◆ **TASK TO CARRY OUT**
From the entries that follow, pick out all lines holding "оперативных".

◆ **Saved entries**
──────────────────────────────
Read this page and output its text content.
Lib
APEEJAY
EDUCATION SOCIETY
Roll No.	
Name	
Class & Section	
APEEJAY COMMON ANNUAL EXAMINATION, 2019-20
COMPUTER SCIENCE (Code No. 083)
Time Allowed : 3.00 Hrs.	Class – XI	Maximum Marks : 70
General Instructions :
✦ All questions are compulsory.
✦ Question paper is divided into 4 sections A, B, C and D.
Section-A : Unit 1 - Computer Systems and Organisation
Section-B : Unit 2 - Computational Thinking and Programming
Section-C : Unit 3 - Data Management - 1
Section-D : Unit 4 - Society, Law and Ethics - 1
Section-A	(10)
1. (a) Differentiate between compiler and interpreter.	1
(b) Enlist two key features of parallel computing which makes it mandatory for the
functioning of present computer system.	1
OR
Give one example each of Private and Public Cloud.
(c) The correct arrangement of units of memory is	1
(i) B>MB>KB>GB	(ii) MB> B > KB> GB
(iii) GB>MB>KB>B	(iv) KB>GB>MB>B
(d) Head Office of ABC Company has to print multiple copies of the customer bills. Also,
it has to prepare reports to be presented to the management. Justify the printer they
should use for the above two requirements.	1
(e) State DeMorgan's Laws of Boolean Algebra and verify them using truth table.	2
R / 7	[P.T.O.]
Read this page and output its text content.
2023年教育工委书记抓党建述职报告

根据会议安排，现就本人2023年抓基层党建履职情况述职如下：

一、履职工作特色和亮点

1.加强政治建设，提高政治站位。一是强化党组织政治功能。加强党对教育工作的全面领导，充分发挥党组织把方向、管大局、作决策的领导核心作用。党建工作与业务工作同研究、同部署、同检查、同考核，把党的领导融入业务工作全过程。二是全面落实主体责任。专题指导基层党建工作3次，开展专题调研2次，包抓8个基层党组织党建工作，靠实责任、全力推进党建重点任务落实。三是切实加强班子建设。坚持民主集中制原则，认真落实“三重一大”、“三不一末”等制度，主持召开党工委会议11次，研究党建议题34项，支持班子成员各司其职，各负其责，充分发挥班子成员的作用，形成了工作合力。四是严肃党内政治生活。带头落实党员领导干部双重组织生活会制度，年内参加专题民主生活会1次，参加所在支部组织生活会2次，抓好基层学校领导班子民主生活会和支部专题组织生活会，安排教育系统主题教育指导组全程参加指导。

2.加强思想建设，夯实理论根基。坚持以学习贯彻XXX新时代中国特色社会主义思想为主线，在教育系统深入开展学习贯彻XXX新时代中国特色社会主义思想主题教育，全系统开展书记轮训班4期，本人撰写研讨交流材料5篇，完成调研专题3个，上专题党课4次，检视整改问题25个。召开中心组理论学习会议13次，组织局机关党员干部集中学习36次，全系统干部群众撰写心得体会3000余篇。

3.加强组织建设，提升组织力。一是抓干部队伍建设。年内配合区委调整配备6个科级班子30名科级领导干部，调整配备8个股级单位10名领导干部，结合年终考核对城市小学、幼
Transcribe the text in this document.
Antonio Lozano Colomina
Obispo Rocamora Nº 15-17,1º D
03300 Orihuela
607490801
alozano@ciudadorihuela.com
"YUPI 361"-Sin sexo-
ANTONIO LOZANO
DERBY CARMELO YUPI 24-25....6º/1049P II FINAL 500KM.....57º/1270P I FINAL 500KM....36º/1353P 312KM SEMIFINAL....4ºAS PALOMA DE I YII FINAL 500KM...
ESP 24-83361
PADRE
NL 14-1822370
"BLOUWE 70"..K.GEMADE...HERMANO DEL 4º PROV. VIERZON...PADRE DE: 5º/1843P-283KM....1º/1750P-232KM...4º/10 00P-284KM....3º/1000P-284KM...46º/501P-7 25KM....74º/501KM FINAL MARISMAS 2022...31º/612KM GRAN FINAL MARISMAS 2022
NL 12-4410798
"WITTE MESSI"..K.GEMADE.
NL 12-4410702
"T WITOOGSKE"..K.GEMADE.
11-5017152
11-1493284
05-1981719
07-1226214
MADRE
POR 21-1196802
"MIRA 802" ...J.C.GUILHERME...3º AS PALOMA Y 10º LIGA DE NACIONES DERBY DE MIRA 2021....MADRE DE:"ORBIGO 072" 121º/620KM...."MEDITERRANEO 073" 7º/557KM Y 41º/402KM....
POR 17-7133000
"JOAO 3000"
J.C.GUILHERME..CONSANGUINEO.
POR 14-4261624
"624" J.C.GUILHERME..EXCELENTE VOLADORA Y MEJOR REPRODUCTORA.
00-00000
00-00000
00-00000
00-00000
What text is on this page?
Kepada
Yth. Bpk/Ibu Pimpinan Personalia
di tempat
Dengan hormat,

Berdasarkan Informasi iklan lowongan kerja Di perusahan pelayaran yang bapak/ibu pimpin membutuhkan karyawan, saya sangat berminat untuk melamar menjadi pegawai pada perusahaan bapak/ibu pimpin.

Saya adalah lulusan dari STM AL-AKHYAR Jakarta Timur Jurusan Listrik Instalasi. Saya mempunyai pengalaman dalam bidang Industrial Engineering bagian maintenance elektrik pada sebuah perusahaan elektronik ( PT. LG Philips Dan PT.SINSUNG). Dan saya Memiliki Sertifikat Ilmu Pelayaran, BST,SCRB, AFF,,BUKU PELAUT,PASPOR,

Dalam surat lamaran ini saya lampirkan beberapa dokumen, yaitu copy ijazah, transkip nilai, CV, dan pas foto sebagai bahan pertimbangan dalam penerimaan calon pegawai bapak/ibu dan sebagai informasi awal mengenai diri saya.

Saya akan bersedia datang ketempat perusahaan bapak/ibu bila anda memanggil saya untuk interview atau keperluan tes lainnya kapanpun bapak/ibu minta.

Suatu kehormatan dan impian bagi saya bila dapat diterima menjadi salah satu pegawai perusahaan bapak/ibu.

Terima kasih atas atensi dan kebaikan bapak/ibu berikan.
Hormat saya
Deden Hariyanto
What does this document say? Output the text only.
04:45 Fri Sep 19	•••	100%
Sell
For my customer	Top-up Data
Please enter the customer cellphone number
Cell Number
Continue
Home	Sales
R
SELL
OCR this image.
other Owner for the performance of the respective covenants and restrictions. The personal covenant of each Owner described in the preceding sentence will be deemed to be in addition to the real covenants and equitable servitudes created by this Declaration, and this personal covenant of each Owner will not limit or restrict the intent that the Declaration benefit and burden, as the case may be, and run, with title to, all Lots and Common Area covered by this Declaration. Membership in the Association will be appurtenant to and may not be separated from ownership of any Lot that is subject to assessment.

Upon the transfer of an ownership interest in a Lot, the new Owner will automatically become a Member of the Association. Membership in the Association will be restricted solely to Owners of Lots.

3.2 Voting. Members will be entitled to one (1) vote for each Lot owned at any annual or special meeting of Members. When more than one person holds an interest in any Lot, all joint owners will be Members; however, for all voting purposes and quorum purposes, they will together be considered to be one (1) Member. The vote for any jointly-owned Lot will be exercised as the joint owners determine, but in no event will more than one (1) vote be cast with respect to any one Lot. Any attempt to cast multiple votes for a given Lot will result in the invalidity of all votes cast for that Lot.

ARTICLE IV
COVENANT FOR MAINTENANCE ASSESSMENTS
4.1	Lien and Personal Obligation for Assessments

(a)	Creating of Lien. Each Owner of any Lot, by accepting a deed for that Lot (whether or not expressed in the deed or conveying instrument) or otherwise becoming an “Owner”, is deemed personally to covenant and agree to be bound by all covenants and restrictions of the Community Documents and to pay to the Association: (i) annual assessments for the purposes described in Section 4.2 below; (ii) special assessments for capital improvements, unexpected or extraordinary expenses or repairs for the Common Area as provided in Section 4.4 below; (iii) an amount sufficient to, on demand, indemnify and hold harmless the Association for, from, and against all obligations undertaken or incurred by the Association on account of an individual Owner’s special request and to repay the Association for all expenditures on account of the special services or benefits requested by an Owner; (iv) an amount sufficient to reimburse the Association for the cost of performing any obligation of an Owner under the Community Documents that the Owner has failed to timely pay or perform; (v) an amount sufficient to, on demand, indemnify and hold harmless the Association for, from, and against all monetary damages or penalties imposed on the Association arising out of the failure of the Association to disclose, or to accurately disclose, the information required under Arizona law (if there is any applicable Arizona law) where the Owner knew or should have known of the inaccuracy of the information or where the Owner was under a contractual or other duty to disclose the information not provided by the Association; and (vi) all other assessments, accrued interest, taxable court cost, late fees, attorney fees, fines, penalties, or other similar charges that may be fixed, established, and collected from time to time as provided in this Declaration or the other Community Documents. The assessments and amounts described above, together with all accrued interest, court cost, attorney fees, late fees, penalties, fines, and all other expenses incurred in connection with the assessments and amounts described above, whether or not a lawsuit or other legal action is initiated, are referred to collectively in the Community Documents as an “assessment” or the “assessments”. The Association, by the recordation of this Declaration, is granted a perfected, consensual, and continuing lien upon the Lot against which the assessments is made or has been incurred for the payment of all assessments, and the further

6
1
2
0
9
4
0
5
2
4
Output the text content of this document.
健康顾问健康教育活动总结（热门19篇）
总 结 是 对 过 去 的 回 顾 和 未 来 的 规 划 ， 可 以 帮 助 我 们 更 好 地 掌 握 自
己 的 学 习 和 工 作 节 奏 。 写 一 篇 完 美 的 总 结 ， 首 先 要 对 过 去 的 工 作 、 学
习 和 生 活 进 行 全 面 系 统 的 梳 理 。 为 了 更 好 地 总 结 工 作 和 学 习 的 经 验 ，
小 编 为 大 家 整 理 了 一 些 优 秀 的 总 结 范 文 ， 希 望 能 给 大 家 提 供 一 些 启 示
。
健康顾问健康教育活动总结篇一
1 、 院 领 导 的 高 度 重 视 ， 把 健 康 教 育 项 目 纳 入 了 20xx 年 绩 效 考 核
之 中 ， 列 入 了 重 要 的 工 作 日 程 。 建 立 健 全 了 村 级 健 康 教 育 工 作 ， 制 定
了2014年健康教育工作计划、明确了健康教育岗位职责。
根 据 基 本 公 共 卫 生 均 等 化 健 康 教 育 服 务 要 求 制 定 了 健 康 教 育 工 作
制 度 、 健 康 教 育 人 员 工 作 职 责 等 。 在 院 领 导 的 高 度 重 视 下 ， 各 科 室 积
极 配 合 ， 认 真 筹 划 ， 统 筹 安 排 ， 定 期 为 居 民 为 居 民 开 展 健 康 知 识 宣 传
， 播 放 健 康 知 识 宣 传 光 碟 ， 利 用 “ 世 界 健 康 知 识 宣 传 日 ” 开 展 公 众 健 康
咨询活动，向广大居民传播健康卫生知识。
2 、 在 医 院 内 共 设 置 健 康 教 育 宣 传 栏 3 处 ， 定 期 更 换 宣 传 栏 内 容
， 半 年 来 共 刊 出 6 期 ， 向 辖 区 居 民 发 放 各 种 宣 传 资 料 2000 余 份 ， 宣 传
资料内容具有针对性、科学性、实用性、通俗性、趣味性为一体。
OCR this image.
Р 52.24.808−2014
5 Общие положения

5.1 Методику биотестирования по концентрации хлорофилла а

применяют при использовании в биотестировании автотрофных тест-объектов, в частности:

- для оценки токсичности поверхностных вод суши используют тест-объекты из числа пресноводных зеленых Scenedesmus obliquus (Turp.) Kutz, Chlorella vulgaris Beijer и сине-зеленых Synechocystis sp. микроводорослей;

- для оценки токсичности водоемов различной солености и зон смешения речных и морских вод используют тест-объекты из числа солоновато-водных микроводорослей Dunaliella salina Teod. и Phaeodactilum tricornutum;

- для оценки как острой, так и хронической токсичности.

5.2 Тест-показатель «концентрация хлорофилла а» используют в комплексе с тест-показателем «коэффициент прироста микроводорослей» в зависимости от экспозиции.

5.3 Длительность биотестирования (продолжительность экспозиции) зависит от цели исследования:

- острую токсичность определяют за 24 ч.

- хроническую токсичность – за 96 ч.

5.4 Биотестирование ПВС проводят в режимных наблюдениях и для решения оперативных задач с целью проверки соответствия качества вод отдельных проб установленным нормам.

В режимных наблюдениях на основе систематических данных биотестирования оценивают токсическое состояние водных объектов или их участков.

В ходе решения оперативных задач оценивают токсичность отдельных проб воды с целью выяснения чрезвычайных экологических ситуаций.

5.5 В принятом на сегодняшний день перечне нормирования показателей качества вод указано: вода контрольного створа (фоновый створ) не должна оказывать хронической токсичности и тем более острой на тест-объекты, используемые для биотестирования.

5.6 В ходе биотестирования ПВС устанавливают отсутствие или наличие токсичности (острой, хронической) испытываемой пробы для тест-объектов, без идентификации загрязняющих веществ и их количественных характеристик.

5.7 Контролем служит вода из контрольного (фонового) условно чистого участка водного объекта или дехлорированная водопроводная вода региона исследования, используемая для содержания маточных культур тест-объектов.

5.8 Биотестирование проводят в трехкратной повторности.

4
──────────────────────────────
◆ **EXERCISE RESULT**
5.4 Биотестирование ПВС проводят в режимных наблюдениях и для решения оперативных задач с целью проверки соответствия качества вод отдельных проб установленным нормам.
В ходе решения оперативных задач оценивают токсичность отдельных проб воды с целью выяснения чрезвычайных экологических ситуаций.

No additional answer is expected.